Work through the records below and tally every line containing "What". Reply with the total alone.
*****
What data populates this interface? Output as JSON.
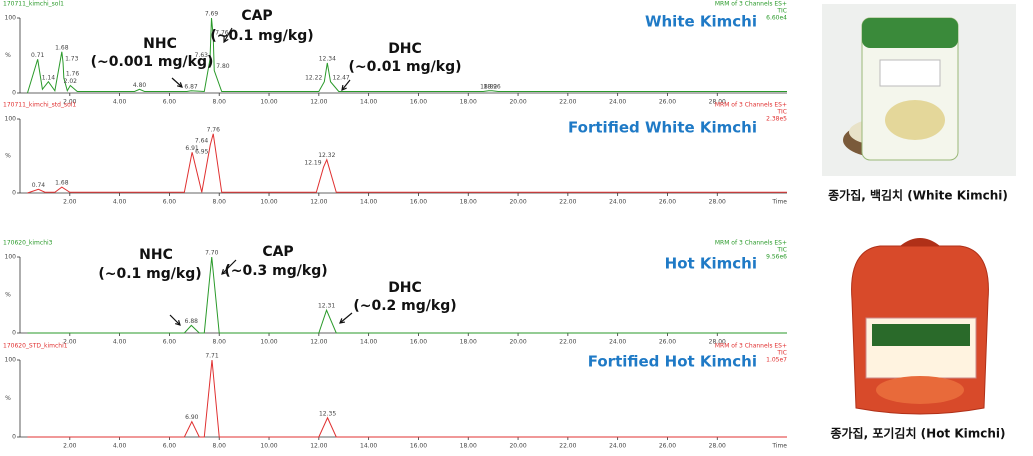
{
  "chart_data": [
    {
      "type": "line",
      "title": "White Kimchi",
      "file": "170711_kimchi_sol1",
      "header": [
        "MRM of 3 Channels ES+",
        "TIC",
        "6.60e4"
      ],
      "ylabel": "%",
      "xlim": [
        0,
        30.8
      ],
      "ylim": [
        0,
        100
      ],
      "xticks": [
        {
          "value": 2,
          "label": "2.00"
        },
        {
          "value": 4,
          "label": "4.00"
        },
        {
          "value": 6,
          "label": "6.00"
        },
        {
          "value": 8,
          "label": "8.00"
        },
        {
          "value": 10,
          "label": "10.00"
        },
        {
          "value": 12,
          "label": "12.00"
        },
        {
          "value": 14,
          "label": "14.00"
        },
        {
          "value": 16,
          "label": "16.00"
        },
        {
          "value": 18,
          "label": "18.00"
        },
        {
          "value": 20,
          "label": "20.00"
        },
        {
          "value": 22,
          "label": "22.00"
        },
        {
          "value": 24,
          "label": "24.00"
        },
        {
          "value": 26,
          "label": "26.00"
        },
        {
          "value": 28,
          "label": "28.00"
        }
      ],
      "yticks": [
        0,
        100
      ],
      "series": [
        {
          "color": "#2a9a2a",
          "x": [
            0.3,
            0.71,
            0.9,
            1.14,
            1.4,
            1.68,
            1.73,
            1.76,
            1.9,
            2.02,
            2.3,
            4.6,
            4.8,
            5.0,
            6.7,
            6.87,
            7.4,
            7.63,
            7.69,
            7.76,
            7.8,
            8.1,
            12.0,
            12.22,
            12.34,
            12.47,
            12.8,
            18.6,
            18.82,
            18.96,
            19.2,
            30.8
          ],
          "values": [
            0,
            45,
            5,
            15,
            3,
            55,
            40,
            20,
            3,
            10,
            2,
            2,
            5,
            2,
            2,
            3,
            2,
            45,
            100,
            75,
            30,
            2,
            2,
            15,
            40,
            15,
            2,
            2,
            3,
            3,
            2,
            2
          ],
          "x_labels": [
            null,
            "0.71",
            null,
            "1.14",
            null,
            "1.68",
            "1.73",
            "1.76",
            null,
            "2.02",
            null,
            null,
            "4.80",
            null,
            null,
            "6.87",
            null,
            "7.63",
            "7.69",
            "7.76",
            "7.80",
            null,
            null,
            "12.22",
            "12.34",
            "12.47",
            null,
            null,
            "18.82",
            "18.96",
            null,
            null
          ]
        }
      ],
      "annotations": [
        "NHC",
        "(~0.001 mg/kg)",
        "CAP",
        "(~0.1 mg/kg)",
        "DHC",
        "(~0.01 mg/kg)"
      ]
    },
    {
      "type": "line",
      "title": "Fortified White Kimchi",
      "file": "170711_kimchi_std_sol1",
      "header": [
        "MRM of 3 Channels ES+",
        "TIC",
        "2.38e5"
      ],
      "ylabel": "%",
      "xlabel": "Time",
      "xlim": [
        0,
        30.8
      ],
      "ylim": [
        0,
        100
      ],
      "xticks": [
        {
          "value": 2,
          "label": "2.00"
        },
        {
          "value": 4,
          "label": "4.00"
        },
        {
          "value": 6,
          "label": "6.00"
        },
        {
          "value": 8,
          "label": "8.00"
        },
        {
          "value": 10,
          "label": "10.00"
        },
        {
          "value": 12,
          "label": "12.00"
        },
        {
          "value": 14,
          "label": "14.00"
        },
        {
          "value": 16,
          "label": "16.00"
        },
        {
          "value": 18,
          "label": "18.00"
        },
        {
          "value": 20,
          "label": "20.00"
        },
        {
          "value": 22,
          "label": "22.00"
        },
        {
          "value": 24,
          "label": "24.00"
        },
        {
          "value": 26,
          "label": "26.00"
        },
        {
          "value": 28,
          "label": "28.00"
        }
      ],
      "yticks": [
        0,
        100
      ],
      "series": [
        {
          "color": "#e03030",
          "x": [
            0.3,
            0.74,
            1.0,
            1.4,
            1.68,
            2.0,
            6.6,
            6.91,
            6.95,
            7.3,
            7.64,
            7.76,
            8.1,
            11.9,
            12.19,
            12.32,
            12.7,
            30.8
          ],
          "values": [
            0,
            5,
            1,
            1,
            8,
            1,
            1,
            55,
            50,
            1,
            65,
            80,
            1,
            1,
            35,
            45,
            1,
            1
          ],
          "x_labels": [
            null,
            "0.74",
            null,
            null,
            "1.68",
            null,
            null,
            "6.91",
            "6.95",
            null,
            "7.64",
            "7.76",
            null,
            null,
            "12.19",
            "12.32",
            null,
            null
          ]
        }
      ],
      "annotations": []
    },
    {
      "type": "line",
      "title": "Hot Kimchi",
      "file": "170620_kimchi3",
      "header": [
        "MRM of 3 Channels ES+",
        "TIC",
        "9.56e6"
      ],
      "ylabel": "%",
      "xlim": [
        0,
        30.8
      ],
      "ylim": [
        0,
        100
      ],
      "xticks": [
        {
          "value": 2,
          "label": "2.00"
        },
        {
          "value": 4,
          "label": "4.00"
        },
        {
          "value": 6,
          "label": "6.00"
        },
        {
          "value": 8,
          "label": "8.00"
        },
        {
          "value": 10,
          "label": "10.00"
        },
        {
          "value": 12,
          "label": "12.00"
        },
        {
          "value": 14,
          "label": "14.00"
        },
        {
          "value": 16,
          "label": "16.00"
        },
        {
          "value": 18,
          "label": "18.00"
        },
        {
          "value": 20,
          "label": "20.00"
        },
        {
          "value": 22,
          "label": "22.00"
        },
        {
          "value": 24,
          "label": "24.00"
        },
        {
          "value": 26,
          "label": "26.00"
        },
        {
          "value": 28,
          "label": "28.00"
        }
      ],
      "yticks": [
        0,
        100
      ],
      "series": [
        {
          "color": "#2a9a2a",
          "x": [
            0.3,
            6.6,
            6.88,
            7.2,
            7.4,
            7.7,
            8.0,
            12.0,
            12.31,
            12.7,
            30.8
          ],
          "values": [
            0,
            0,
            10,
            0,
            0,
            100,
            0,
            0,
            30,
            0,
            0
          ],
          "x_labels": [
            null,
            null,
            "6.88",
            null,
            null,
            "7.70",
            null,
            null,
            "12.31",
            null,
            null
          ]
        }
      ],
      "annotations": [
        "NHC",
        "(~0.1 mg/kg)",
        "CAP",
        "(~0.3 mg/kg)",
        "DHC",
        "(~0.2 mg/kg)"
      ]
    },
    {
      "type": "line",
      "title": "Fortified Hot Kimchi",
      "file": "170620_STD_kimchi1",
      "header": [
        "MRM of 3 Channels ES+",
        "TIC",
        "1.05e7"
      ],
      "ylabel": "%",
      "xlabel": "Time",
      "xlim": [
        0,
        30.8
      ],
      "ylim": [
        0,
        100
      ],
      "xticks": [
        {
          "value": 2,
          "label": "2.00"
        },
        {
          "value": 4,
          "label": "4.00"
        },
        {
          "value": 6,
          "label": "6.00"
        },
        {
          "value": 8,
          "label": "8.00"
        },
        {
          "value": 10,
          "label": "10.00"
        },
        {
          "value": 12,
          "label": "12.00"
        },
        {
          "value": 14,
          "label": "14.00"
        },
        {
          "value": 16,
          "label": "16.00"
        },
        {
          "value": 18,
          "label": "18.00"
        },
        {
          "value": 20,
          "label": "20.00"
        },
        {
          "value": 22,
          "label": "22.00"
        },
        {
          "value": 24,
          "label": "24.00"
        },
        {
          "value": 26,
          "label": "26.00"
        },
        {
          "value": 28,
          "label": "28.00"
        }
      ],
      "yticks": [
        0,
        100
      ],
      "series": [
        {
          "color": "#e03030",
          "x": [
            0.3,
            6.6,
            6.9,
            7.2,
            7.4,
            7.71,
            8.0,
            12.0,
            12.35,
            12.7,
            30.8
          ],
          "values": [
            0,
            0,
            20,
            0,
            0,
            100,
            0,
            0,
            25,
            0,
            0
          ],
          "x_labels": [
            null,
            null,
            "6.90",
            null,
            null,
            "7.71",
            null,
            null,
            "12.35",
            null,
            null
          ]
        }
      ],
      "annotations": []
    }
  ],
  "captions": [
    "종가집, 백김치 (White Kimchi)",
    "종가집, 포기김치 (Hot Kimchi)"
  ]
}
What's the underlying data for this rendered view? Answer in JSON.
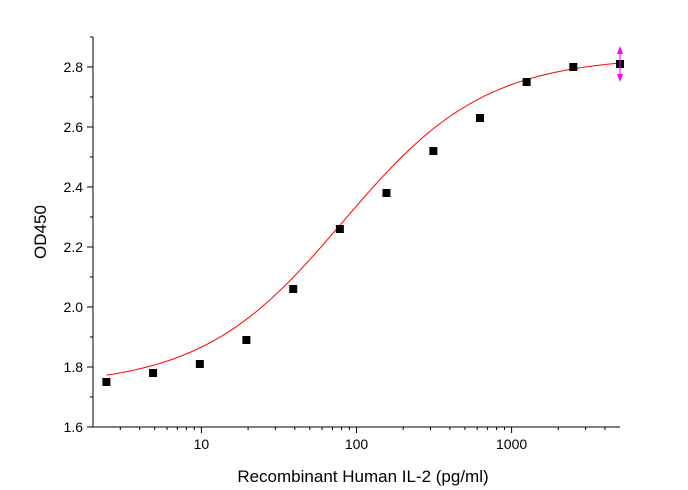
{
  "chart_data": {
    "type": "scatter",
    "title": "",
    "xlabel": "Recombinant Human IL-2 (pg/ml)",
    "ylabel": "OD450",
    "xscale": "log",
    "xlim": [
      2.0,
      5000
    ],
    "ylim": [
      1.6,
      2.9
    ],
    "x_ticks": [
      10,
      100,
      1000
    ],
    "x_tick_labels": [
      "10",
      "100",
      "1000"
    ],
    "y_ticks": [
      1.6,
      1.8,
      2.0,
      2.2,
      2.4,
      2.6,
      2.8
    ],
    "y_tick_labels": [
      "1.6",
      "1.8",
      "2.0",
      "2.2",
      "2.4",
      "2.6",
      "2.8"
    ],
    "grid": false,
    "legend": "none",
    "series": [
      {
        "marker": "square",
        "color": "#000000",
        "x": [
          2.44,
          4.88,
          9.77,
          19.5,
          39.1,
          78.1,
          156,
          313,
          625,
          1250,
          2500,
          5000
        ],
        "y": [
          1.75,
          1.78,
          1.81,
          1.89,
          2.06,
          2.26,
          2.38,
          2.52,
          2.63,
          2.75,
          2.8,
          2.81
        ]
      }
    ],
    "fit_curve": {
      "color": "#ff0000",
      "model": "4PL",
      "bottom": 1.735,
      "top": 2.835,
      "ec50": 82,
      "hill": 0.95
    },
    "end_marker_color": "#ff00ff"
  }
}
*****
# [EXERCISE SOLUTION]
2